Each line that follows is to be retyped exactly.
* Start Material for this task *
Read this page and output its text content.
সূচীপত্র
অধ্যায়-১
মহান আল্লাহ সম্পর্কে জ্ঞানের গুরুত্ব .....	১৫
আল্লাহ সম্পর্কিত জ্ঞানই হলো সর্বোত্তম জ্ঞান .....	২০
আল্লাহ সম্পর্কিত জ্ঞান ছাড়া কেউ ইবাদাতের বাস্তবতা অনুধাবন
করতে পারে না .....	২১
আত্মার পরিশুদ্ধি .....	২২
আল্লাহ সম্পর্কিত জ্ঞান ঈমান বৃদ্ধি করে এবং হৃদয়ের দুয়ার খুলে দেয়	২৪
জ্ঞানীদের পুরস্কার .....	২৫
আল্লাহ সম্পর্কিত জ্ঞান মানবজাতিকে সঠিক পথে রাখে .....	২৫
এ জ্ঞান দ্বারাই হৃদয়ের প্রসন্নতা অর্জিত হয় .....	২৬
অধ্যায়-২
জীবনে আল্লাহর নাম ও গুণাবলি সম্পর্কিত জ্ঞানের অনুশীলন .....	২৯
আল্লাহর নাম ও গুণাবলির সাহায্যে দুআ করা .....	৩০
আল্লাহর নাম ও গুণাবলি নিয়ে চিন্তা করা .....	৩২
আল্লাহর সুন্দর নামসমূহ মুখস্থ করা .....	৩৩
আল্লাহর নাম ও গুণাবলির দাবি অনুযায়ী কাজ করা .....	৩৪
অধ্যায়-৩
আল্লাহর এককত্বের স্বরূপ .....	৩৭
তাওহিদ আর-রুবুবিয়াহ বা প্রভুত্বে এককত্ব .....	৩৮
* End Material for this task *
__Solved exercise__:
Read this page and output its text content.
সূচীপত্র
অধ্যায়-১
মহান আল্লাহ সম্পর্কে জ্ঞানের গুরুত্ব .....	১৫
আল্লাহ সম্পর্কিত জ্ঞানই হলো সর্বোত্তম জ্ঞান .....	২০
আল্লাহ সম্পর্কিত জ্ঞান ছাড়া কেউ ইবাদাতের বাস্তবতা অনুধাবন
করতে পারে না .....	২১
আত্মার পরিশুদ্ধি .....	২২
আল্লাহ সম্পর্কিত জ্ঞান ঈমান বৃদ্ধি করে এবং হৃদয়ের দুয়ার খুলে দেয়	২৪
জ্ঞানীদের পুরস্কার .....	২৫
আল্লাহ সম্পর্কিত জ্ঞান মানবজাতিকে সঠিক পথে রাখে .....	২৫
এ জ্ঞান দ্বারাই হৃদয়ের প্রসন্নতা অর্জিত হয় .....	২৬
অধ্যায়-২
জীবনে আল্লাহর নাম ও গুণাবলি সম্পর্কিত জ্ঞানের অনুশীলন .....	২৯
আল্লাহর নাম ও গুণাবলির সাহায্যে দুআ করা .....	৩০
আল্লাহর নাম ও গুণাবলি নিয়ে চিন্তা করা .....	৩২
আল্লাহর সুন্দর নামসমূহ মুখস্থ করা .....	৩৩
আল্লাহর নাম ও গুণাবলির দাবি অনুযায়ী কাজ করা .....	৩৪
অধ্যায়-৩
আল্লাহর এককত্বের স্বরূপ .....	৩৭
তাওহিদ আর-রুবুবিয়াহ বা প্রভুত্বে এককত্ব .....	৩৮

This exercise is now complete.